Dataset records
▶

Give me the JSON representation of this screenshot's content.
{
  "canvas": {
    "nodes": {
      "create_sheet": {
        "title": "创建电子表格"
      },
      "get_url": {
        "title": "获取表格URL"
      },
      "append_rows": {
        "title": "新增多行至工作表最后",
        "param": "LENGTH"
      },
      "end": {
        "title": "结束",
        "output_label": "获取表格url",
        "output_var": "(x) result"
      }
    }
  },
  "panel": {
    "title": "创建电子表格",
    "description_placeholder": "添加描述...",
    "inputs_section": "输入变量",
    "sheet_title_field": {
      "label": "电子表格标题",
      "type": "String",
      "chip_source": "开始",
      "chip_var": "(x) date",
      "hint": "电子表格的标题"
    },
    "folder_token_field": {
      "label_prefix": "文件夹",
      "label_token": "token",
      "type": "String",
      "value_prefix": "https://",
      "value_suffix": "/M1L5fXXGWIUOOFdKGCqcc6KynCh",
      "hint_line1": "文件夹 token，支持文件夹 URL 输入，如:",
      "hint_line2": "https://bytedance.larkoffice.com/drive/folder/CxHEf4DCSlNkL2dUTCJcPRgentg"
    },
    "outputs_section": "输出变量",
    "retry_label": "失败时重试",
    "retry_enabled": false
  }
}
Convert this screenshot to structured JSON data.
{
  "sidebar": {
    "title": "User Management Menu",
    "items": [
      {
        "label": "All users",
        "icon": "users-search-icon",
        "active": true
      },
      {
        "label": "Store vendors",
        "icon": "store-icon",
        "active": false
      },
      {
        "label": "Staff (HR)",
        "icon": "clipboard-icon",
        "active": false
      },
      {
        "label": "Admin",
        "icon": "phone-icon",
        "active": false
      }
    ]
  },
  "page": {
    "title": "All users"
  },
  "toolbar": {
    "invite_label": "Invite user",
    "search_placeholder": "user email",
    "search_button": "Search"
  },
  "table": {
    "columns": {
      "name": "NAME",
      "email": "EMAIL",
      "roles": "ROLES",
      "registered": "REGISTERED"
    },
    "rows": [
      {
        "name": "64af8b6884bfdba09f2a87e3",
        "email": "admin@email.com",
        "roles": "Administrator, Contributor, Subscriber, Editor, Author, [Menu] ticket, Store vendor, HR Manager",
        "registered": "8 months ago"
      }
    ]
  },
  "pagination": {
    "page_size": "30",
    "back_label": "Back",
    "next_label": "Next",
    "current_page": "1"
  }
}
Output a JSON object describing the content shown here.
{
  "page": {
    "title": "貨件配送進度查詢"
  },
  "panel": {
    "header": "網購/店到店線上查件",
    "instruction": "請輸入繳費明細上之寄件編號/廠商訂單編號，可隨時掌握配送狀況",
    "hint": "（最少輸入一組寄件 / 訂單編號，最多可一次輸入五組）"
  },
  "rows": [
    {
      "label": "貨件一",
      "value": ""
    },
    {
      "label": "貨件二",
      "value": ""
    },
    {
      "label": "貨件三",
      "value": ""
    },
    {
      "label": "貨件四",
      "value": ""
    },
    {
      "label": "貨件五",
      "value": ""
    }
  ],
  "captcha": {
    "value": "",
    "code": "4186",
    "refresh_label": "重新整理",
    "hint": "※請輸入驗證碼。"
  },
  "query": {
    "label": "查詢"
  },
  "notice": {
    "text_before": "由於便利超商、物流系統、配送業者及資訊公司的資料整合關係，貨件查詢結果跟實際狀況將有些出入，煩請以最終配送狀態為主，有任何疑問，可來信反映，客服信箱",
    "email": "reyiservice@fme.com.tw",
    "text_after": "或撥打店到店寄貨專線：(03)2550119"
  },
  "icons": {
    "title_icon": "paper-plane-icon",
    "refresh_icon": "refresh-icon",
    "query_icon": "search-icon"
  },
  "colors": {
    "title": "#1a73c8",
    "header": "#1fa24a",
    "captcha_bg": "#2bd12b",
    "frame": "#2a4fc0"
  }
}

◀

▶ [Exercise description]
Output each record exactly, leaving nothing out.

▶ [Answer for the task]
Give me the JSON representation of this screenshot's content.
{
  "canvas": {
    "nodes": {
      "create_sheet": {
        "title": "创建电子表格"
      },
      "get_url": {
        "title": "获取表格URL"
      },
      "append_rows": {
        "title": "新增多行至工作表最后",
        "param": "LENGTH"
      },
      "end": {
        "title": "结束",
        "output_label": "获取表格url",
        "output_var": "(x) result"
      }
    }
  },
  "panel": {
    "title": "创建电子表格",
    "description_placeholder": "添加描述...",
    "inputs_section": "输入变量",
    "sheet_title_field": {
      "label": "电子表格标题",
      "type": "String",
      "chip_source": "开始",
      "chip_var": "(x) date",
      "hint": "电子表格的标题"
    },
    "folder_token_field": {
      "label_prefix": "文件夹",
      "label_token": "token",
      "type": "String",
      "value_prefix": "https://",
      "value_suffix": "/M1L5fXXGWIUOOFdKGCqcc6KynCh",
      "hint_line1": "文件夹 token，支持文件夹 URL 输入，如:",
      "hint_line2": "https://bytedance.larkoffice.com/drive/folder/CxHEf4DCSlNkL2dUTCJcPRgentg"
    },
    "outputs_section": "输出变量",
    "retry_label": "失败时重试",
    "retry_enabled": false
  }
}
Convert this screenshot to structured JSON data.
{
  "sidebar": {
    "title": "User Management Menu",
    "items": [
      {
        "label": "All users",
        "icon": "users-search-icon",
        "active": true
      },
      {
        "label": "Store vendors",
        "icon": "store-icon",
        "active": false
      },
      {
        "label": "Staff (HR)",
        "icon": "clipboard-icon",
        "active": false
      },
      {
        "label": "Admin",
        "icon": "phone-icon",
        "active": false
      }
    ]
  },
  "page": {
    "title": "All users"
  },
  "toolbar": {
    "invite_label": "Invite user",
    "search_placeholder": "user email",
    "search_button": "Search"
  },
  "table": {
    "columns": {
      "name": "NAME",
      "email": "EMAIL",
      "roles": "ROLES",
      "registered": "REGISTERED"
    },
    "rows": [
      {
        "name": "64af8b6884bfdba09f2a87e3",
        "email": "admin@email.com",
        "roles": "Administrator, Contributor, Subscriber, Editor, Author, [Menu] ticket, Store vendor, HR Manager",
        "registered": "8 months ago"
      }
    ]
  },
  "pagination": {
    "page_size": "30",
    "back_label": "Back",
    "next_label": "Next",
    "current_page": "1"
  }
}
Output a JSON object describing the content shown here.
{
  "page": {
    "title": "貨件配送進度查詢"
  },
  "panel": {
    "header": "網購/店到店線上查件",
    "instruction": "請輸入繳費明細上之寄件編號/廠商訂單編號，可隨時掌握配送狀況",
    "hint": "（最少輸入一組寄件 / 訂單編號，最多可一次輸入五組）"
  },
  "rows": [
    {
      "label": "貨件一",
      "value": ""
    },
    {
      "label": "貨件二",
      "value": ""
    },
    {
      "label": "貨件三",
      "value": ""
    },
    {
      "label": "貨件四",
      "value": ""
    },
    {
      "label": "貨件五",
      "value": ""
    }
  ],
  "captcha": {
    "value": "",
    "code": "4186",
    "refresh_label": "重新整理",
    "hint": "※請輸入驗證碼。"
  },
  "query": {
    "label": "查詢"
  },
  "notice": {
    "text_before": "由於便利超商、物流系統、配送業者及資訊公司的資料整合關係，貨件查詢結果跟實際狀況將有些出入，煩請以最終配送狀態為主，有任何疑問，可來信反映，客服信箱",
    "email": "reyiservice@fme.com.tw",
    "text_after": "或撥打店到店寄貨專線：(03)2550119"
  },
  "icons": {
    "title_icon": "paper-plane-icon",
    "refresh_icon": "refresh-icon",
    "query_icon": "search-icon"
  },
  "colors": {
    "title": "#1a73c8",
    "header": "#1fa24a",
    "captcha_bg": "#2bd12b",
    "frame": "#2a4fc0"
  }
}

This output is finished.